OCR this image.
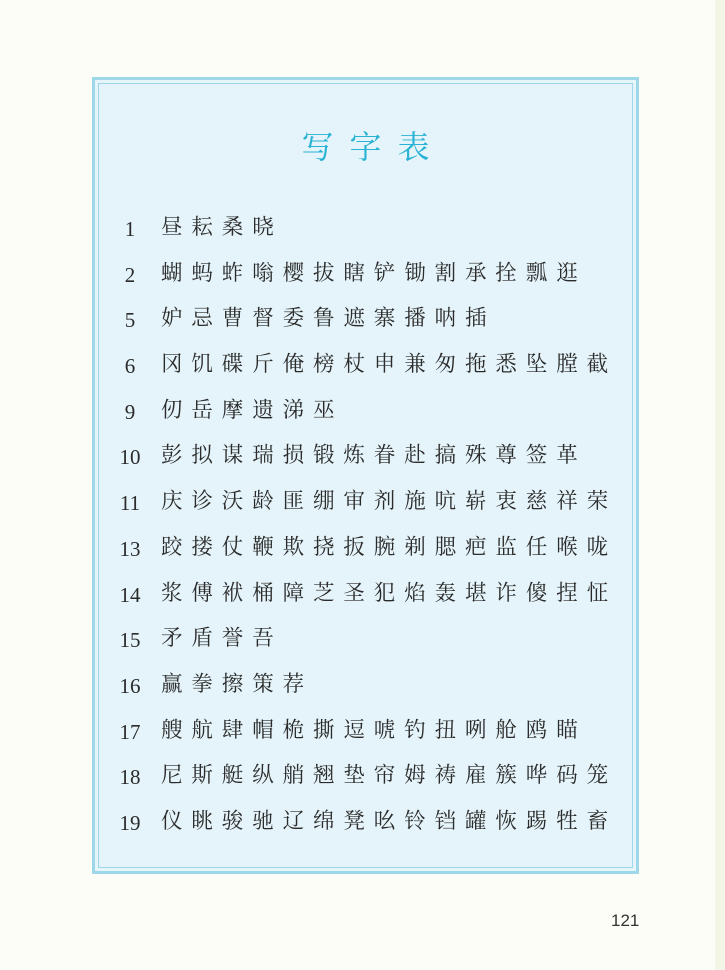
写字表
1	昼耘桑晓
2	蝴蚂蚱嗡樱拔瞎铲锄割承拴瓢逛
5	妒忌曹督委鲁遮寨播呐插
6	冈饥碟斤俺榜杖申兼匆拖悉坠膛截
9	仞岳摩遗涕巫
10 彭拟谋瑞损锻炼眷赴搞殊尊签革
11 庆诊沃龄匪绷审剂施吭崭衷慈祥荣
13 跤搂仗鞭欺挠扳腕剃腮疤监任喉咙
14 浆傅袱桶障芝圣犯焰轰堪诈傻捏怔
15 矛盾誉吾
16 赢拳擦策荐
17 艘航肆帽桅撕逗唬钓扭咧舱鸥瞄
18 尼斯艇纵艄翘垫帘姆祷雇簇哗码笼
19 仪眺骏驰辽绵凳吆铃铛罐恢踢牲畜
121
________________
Print the full listing exactly, dropping the pictures.

Response to the task -
OCR this image.
写字表
1	昼耘桑晓
2	蝴蚂蚱嗡樱拔瞎铲锄割承拴瓢逛
5	妒忌曹督委鲁遮寨播呐插
6	冈饥碟斤俺榜杖申兼匆拖悉坠膛截
9	仞岳摩遗涕巫
10 彭拟谋瑞损锻炼眷赴搞殊尊签革
11 庆诊沃龄匪绷审剂施吭崭衷慈祥荣
13 跤搂仗鞭欺挠扳腕剃腮疤监任喉咙
14 浆傅袱桶障芝圣犯焰轰堪诈傻捏怔
15 矛盾誉吾
16 赢拳擦策荐
17 艘航肆帽桅撕逗唬钓扭咧舱鸥瞄
18 尼斯艇纵艄翘垫帘姆祷雇簇哗码笼
19 仪眺骏驰辽绵凳吆铃铛罐恢踢牲畜
121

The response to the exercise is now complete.